→ **STATED TASK**:
Copy each line that contains the word "Futures".

-- START --

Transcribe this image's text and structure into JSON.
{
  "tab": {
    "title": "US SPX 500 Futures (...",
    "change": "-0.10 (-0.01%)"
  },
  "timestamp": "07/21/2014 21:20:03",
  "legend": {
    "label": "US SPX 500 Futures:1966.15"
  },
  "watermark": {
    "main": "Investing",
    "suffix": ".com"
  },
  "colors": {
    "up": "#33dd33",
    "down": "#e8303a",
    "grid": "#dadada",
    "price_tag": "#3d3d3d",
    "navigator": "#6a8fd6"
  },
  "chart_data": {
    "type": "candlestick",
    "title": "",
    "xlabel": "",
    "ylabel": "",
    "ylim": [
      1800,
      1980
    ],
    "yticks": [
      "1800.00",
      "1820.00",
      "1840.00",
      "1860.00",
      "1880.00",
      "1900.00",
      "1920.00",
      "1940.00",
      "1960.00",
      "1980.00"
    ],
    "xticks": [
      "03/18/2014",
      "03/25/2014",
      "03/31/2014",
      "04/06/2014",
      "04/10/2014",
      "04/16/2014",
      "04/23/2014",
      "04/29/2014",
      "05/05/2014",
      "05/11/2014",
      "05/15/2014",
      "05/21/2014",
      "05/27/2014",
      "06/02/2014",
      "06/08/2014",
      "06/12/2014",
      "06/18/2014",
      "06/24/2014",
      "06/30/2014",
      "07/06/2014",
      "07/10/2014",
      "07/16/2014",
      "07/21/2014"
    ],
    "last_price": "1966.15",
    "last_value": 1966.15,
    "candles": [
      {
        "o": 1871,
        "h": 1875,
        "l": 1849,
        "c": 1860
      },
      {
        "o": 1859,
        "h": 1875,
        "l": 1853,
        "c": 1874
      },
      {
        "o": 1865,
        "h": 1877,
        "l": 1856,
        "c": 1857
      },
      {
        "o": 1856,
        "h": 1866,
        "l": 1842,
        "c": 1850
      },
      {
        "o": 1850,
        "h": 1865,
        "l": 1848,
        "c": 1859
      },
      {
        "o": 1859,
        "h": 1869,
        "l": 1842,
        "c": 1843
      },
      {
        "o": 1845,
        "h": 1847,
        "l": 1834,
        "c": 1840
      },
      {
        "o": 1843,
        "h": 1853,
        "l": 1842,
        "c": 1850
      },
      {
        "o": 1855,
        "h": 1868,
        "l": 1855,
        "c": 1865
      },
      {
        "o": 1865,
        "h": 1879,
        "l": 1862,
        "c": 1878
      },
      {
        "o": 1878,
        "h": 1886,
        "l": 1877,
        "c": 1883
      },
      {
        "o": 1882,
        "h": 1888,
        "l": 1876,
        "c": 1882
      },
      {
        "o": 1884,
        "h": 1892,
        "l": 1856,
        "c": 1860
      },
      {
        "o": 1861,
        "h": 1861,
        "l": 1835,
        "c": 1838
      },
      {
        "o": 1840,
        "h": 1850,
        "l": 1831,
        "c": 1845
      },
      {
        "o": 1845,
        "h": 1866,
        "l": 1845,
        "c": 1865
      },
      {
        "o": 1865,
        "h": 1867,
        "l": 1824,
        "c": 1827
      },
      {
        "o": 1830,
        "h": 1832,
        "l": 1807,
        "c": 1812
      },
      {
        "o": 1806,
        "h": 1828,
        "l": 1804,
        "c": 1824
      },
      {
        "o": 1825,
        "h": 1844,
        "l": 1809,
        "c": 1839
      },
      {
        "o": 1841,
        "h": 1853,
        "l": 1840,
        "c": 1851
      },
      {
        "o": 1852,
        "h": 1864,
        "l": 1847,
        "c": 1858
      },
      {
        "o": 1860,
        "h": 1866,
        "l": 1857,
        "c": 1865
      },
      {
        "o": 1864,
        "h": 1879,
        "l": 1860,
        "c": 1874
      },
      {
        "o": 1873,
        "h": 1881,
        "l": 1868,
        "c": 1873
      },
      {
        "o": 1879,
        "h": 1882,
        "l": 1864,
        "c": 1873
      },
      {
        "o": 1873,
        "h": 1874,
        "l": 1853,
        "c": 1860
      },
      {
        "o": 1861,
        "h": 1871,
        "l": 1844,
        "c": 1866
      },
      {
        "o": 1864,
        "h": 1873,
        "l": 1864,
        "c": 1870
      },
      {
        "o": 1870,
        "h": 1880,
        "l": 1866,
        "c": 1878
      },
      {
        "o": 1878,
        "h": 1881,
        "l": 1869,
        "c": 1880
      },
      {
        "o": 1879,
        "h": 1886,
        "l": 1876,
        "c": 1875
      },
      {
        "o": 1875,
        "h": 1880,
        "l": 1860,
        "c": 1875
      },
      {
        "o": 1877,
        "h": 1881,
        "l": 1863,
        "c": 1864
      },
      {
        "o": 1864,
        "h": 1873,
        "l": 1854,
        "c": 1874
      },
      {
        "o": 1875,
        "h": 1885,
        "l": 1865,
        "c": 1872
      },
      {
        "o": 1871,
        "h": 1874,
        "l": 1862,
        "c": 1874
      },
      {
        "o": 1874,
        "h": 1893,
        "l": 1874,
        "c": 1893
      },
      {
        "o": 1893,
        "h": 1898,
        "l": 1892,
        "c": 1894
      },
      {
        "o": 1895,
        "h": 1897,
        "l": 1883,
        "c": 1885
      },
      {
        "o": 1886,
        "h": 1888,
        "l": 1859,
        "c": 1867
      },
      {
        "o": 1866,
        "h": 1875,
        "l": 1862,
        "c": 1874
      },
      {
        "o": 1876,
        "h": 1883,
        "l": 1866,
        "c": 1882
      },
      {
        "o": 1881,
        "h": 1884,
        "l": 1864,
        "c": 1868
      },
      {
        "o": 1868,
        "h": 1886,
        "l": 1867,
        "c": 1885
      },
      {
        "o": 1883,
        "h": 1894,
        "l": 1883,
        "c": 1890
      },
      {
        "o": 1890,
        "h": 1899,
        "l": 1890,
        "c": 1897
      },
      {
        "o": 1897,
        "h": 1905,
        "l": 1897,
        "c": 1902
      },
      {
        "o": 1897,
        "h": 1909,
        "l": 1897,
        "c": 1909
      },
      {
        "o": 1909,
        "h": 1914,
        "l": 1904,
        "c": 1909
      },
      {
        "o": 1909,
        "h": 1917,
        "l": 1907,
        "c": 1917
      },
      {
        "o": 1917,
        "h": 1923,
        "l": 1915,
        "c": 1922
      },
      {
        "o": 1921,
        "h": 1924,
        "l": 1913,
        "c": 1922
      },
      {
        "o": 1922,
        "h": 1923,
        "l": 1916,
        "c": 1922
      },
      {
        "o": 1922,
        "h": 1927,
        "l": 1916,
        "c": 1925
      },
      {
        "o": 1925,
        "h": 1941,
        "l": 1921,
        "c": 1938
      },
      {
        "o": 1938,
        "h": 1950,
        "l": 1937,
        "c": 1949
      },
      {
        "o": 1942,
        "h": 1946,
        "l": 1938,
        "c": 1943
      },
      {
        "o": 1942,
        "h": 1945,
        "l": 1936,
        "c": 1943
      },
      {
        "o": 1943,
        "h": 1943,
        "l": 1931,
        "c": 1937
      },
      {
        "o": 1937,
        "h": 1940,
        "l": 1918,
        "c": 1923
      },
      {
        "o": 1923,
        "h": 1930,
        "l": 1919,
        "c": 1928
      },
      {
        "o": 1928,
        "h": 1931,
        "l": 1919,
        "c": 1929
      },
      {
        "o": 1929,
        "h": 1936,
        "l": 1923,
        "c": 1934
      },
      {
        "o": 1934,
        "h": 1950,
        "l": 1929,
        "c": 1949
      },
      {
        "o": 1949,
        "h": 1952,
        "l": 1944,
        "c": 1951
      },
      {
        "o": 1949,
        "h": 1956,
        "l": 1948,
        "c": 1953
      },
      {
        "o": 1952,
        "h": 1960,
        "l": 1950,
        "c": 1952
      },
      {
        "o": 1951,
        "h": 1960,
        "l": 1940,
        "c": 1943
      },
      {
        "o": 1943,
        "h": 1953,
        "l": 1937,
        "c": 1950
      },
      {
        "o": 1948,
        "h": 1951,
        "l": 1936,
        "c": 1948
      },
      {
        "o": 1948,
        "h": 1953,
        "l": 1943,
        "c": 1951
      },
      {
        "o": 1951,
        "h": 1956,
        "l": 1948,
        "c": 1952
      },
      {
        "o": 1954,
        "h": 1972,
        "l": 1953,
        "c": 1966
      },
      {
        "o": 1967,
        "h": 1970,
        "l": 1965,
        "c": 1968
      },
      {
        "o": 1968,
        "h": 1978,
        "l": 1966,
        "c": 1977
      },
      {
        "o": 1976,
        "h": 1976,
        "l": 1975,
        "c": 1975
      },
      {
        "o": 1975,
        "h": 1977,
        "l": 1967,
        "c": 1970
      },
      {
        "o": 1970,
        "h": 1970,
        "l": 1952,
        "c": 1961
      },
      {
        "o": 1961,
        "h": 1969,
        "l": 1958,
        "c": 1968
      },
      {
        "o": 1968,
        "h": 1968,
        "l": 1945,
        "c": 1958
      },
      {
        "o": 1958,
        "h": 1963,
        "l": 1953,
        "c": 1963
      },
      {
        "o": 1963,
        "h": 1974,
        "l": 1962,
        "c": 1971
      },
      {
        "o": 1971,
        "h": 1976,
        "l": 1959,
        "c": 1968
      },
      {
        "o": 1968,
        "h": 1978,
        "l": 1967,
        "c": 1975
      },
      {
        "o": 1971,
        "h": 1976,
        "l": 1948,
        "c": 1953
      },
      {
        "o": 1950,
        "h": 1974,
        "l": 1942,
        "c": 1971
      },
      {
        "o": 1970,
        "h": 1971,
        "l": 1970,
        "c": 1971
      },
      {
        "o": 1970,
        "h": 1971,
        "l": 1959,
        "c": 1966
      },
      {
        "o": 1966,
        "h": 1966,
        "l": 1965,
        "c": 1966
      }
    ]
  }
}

-- END --

→ **RESULT OF THE EXERCISE**:
    "title": "US SPX 500 Futures (...",
    "label": "US SPX 500 Futures:1966.15"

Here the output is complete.